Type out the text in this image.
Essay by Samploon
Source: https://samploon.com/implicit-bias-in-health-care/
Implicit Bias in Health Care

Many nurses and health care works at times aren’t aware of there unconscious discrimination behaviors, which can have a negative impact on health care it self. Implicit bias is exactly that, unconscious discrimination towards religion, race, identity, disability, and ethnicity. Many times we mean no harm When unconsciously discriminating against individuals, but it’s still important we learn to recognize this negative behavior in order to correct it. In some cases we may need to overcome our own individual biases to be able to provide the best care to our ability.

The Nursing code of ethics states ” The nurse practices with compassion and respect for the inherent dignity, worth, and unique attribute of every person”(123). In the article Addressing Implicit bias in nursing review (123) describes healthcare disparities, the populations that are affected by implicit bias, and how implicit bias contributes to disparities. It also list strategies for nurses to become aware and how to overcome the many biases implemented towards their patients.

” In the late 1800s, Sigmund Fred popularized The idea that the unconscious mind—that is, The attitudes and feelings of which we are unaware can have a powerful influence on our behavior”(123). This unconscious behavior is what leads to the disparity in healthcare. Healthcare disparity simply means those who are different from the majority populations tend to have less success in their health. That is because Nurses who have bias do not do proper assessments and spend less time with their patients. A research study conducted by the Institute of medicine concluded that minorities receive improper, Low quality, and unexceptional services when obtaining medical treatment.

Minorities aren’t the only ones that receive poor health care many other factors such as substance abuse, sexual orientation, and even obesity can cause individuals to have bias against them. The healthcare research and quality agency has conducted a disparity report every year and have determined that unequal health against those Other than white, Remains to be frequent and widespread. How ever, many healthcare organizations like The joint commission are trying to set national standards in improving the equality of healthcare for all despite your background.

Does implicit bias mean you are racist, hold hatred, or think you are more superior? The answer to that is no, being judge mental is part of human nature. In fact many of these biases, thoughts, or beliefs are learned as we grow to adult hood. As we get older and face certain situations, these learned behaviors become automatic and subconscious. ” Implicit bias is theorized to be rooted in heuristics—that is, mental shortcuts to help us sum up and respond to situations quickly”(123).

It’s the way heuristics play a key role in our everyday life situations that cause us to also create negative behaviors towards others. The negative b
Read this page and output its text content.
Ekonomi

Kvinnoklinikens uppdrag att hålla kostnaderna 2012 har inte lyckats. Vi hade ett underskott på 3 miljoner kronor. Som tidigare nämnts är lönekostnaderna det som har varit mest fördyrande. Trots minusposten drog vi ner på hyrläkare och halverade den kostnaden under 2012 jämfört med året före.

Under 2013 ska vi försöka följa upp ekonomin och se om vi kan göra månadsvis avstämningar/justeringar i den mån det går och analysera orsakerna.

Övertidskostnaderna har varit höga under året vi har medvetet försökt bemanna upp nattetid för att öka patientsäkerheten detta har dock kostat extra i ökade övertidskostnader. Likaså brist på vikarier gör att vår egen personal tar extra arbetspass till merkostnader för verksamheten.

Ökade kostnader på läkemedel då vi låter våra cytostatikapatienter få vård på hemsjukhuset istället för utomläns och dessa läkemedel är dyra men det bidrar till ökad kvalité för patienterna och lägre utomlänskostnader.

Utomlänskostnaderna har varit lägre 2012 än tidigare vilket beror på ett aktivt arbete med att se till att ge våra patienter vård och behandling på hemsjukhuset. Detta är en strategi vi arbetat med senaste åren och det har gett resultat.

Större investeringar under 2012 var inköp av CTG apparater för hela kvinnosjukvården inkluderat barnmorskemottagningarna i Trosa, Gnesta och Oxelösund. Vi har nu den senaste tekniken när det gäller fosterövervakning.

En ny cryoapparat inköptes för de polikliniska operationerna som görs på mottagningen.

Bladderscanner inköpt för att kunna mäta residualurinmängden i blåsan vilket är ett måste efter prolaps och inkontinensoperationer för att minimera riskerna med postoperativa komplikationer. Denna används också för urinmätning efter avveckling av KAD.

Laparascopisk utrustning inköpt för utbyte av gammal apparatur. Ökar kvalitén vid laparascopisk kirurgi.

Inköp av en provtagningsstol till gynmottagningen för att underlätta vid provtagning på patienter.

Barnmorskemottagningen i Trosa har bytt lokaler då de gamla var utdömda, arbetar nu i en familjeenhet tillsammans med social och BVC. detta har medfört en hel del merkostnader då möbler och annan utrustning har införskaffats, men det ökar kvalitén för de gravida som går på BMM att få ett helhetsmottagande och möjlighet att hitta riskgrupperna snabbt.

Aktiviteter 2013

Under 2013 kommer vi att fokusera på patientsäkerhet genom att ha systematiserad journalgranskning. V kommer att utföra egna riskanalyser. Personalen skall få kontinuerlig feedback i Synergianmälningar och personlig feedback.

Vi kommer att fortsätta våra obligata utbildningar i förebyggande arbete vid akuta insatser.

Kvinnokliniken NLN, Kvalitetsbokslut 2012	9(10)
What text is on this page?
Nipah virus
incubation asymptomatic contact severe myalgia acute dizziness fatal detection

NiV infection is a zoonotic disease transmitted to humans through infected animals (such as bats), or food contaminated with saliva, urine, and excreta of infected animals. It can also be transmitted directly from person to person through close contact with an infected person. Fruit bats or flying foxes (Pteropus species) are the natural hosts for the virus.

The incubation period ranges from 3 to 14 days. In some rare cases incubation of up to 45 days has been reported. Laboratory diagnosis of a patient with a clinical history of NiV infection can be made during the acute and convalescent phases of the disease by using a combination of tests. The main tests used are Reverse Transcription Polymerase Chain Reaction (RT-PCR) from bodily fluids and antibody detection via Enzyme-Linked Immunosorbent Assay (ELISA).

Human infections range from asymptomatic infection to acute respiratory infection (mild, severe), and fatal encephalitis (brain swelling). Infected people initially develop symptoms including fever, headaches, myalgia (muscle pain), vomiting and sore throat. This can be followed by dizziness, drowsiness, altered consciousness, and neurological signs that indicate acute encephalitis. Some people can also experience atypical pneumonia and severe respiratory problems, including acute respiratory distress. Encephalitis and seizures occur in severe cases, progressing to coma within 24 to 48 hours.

Work task: Nothing in the data may change. Give it again in full.

Reply:
Type out the text in this image.
Essay by Samploon
Source: https://samploon.com/implicit-bias-in-health-care/
Implicit Bias in Health Care

Many nurses and health care works at times aren’t aware of there unconscious discrimination behaviors, which can have a negative impact on health care it self. Implicit bias is exactly that, unconscious discrimination towards religion, race, identity, disability, and ethnicity. Many times we mean no harm When unconsciously discriminating against individuals, but it’s still important we learn to recognize this negative behavior in order to correct it. In some cases we may need to overcome our own individual biases to be able to provide the best care to our ability.

The Nursing code of ethics states ” The nurse practices with compassion and respect for the inherent dignity, worth, and unique attribute of every person”(123). In the article Addressing Implicit bias in nursing review (123) describes healthcare disparities, the populations that are affected by implicit bias, and how implicit bias contributes to disparities. It also list strategies for nurses to become aware and how to overcome the many biases implemented towards their patients.

” In the late 1800s, Sigmund Fred popularized The idea that the unconscious mind—that is, The attitudes and feelings of which we are unaware can have a powerful influence on our behavior”(123). This unconscious behavior is what leads to the disparity in healthcare. Healthcare disparity simply means those who are different from the majority populations tend to have less success in their health. That is because Nurses who have bias do not do proper assessments and spend less time with their patients. A research study conducted by the Institute of medicine concluded that minorities receive improper, Low quality, and unexceptional services when obtaining medical treatment.

Minorities aren’t the only ones that receive poor health care many other factors such as substance abuse, sexual orientation, and even obesity can cause individuals to have bias against them. The healthcare research and quality agency has conducted a disparity report every year and have determined that unequal health against those Other than white, Remains to be frequent and widespread. How ever, many healthcare organizations like The joint commission are trying to set national standards in improving the equality of healthcare for all despite your background.

Does implicit bias mean you are racist, hold hatred, or think you are more superior? The answer to that is no, being judge mental is part of human nature. In fact many of these biases, thoughts, or beliefs are learned as we grow to adult hood. As we get older and face certain situations, these learned behaviors become automatic and subconscious. ” Implicit bias is theorized to be rooted in heuristics—that is, mental shortcuts to help us sum up and respond to situations quickly”(123).

It’s the way heuristics play a key role in our everyday life situations that cause us to also create negative behaviors towards others. The negative b
Read this page and output its text content.
Ekonomi

Kvinnoklinikens uppdrag att hålla kostnaderna 2012 har inte lyckats. Vi hade ett underskott på 3 miljoner kronor. Som tidigare nämnts är lönekostnaderna det som har varit mest fördyrande. Trots minusposten drog vi ner på hyrläkare och halverade den kostnaden under 2012 jämfört med året före.

Under 2013 ska vi försöka följa upp ekonomin och se om vi kan göra månadsvis avstämningar/justeringar i den mån det går och analysera orsakerna.

Övertidskostnaderna har varit höga under året vi har medvetet försökt bemanna upp nattetid för att öka patientsäkerheten detta har dock kostat extra i ökade övertidskostnader. Likaså brist på vikarier gör att vår egen personal tar extra arbetspass till merkostnader för verksamheten.

Ökade kostnader på läkemedel då vi låter våra cytostatikapatienter få vård på hemsjukhuset istället för utomläns och dessa läkemedel är dyra men det bidrar till ökad kvalité för patienterna och lägre utomlänskostnader.

Utomlänskostnaderna har varit lägre 2012 än tidigare vilket beror på ett aktivt arbete med att se till att ge våra patienter vård och behandling på hemsjukhuset. Detta är en strategi vi arbetat med senaste åren och det har gett resultat.

Större investeringar under 2012 var inköp av CTG apparater för hela kvinnosjukvården inkluderat barnmorskemottagningarna i Trosa, Gnesta och Oxelösund. Vi har nu den senaste tekniken när det gäller fosterövervakning.

En ny cryoapparat inköptes för de polikliniska operationerna som görs på mottagningen.

Bladderscanner inköpt för att kunna mäta residualurinmängden i blåsan vilket är ett måste efter prolaps och inkontinensoperationer för att minimera riskerna med postoperativa komplikationer. Denna används också för urinmätning efter avveckling av KAD.

Laparascopisk utrustning inköpt för utbyte av gammal apparatur. Ökar kvalitén vid laparascopisk kirurgi.

Inköp av en provtagningsstol till gynmottagningen för att underlätta vid provtagning på patienter.

Barnmorskemottagningen i Trosa har bytt lokaler då de gamla var utdömda, arbetar nu i en familjeenhet tillsammans med social och BVC. detta har medfört en hel del merkostnader då möbler och annan utrustning har införskaffats, men det ökar kvalitén för de gravida som går på BMM att få ett helhetsmottagande och möjlighet att hitta riskgrupperna snabbt.

Aktiviteter 2013

Under 2013 kommer vi att fokusera på patientsäkerhet genom att ha systematiserad journalgranskning. V kommer att utföra egna riskanalyser. Personalen skall få kontinuerlig feedback i Synergianmälningar och personlig feedback.

Vi kommer att fortsätta våra obligata utbildningar i förebyggande arbete vid akuta insatser.

Kvinnokliniken NLN, Kvalitetsbokslut 2012	9(10)
What text is on this page?
Nipah virus
incubation asymptomatic contact severe myalgia acute dizziness fatal detection

NiV infection is a zoonotic disease transmitted to humans through infected animals (such as bats), or food contaminated with saliva, urine, and excreta of infected animals. It can also be transmitted directly from person to person through close contact with an infected person. Fruit bats or flying foxes (Pteropus species) are the natural hosts for the virus.

The incubation period ranges from 3 to 14 days. In some rare cases incubation of up to 45 days has been reported. Laboratory diagnosis of a patient with a clinical history of NiV infection can be made during the acute and convalescent phases of the disease by using a combination of tests. The main tests used are Reverse Transcription Polymerase Chain Reaction (RT-PCR) from bodily fluids and antibody detection via Enzyme-Linked Immunosorbent Assay (ELISA).

Human infections range from asymptomatic infection to acute respiratory infection (mild, severe), and fatal encephalitis (brain swelling). Infected people initially develop symptoms including fever, headaches, myalgia (muscle pain), vomiting and sore throat. This can be followed by dizziness, drowsiness, altered consciousness, and neurological signs that indicate acute encephalitis. Some people can also experience atypical pneumonia and severe respiratory problems, including acute respiratory distress. Encephalitis and seizures occur in severe cases, progressing to coma within 24 to 48 hours.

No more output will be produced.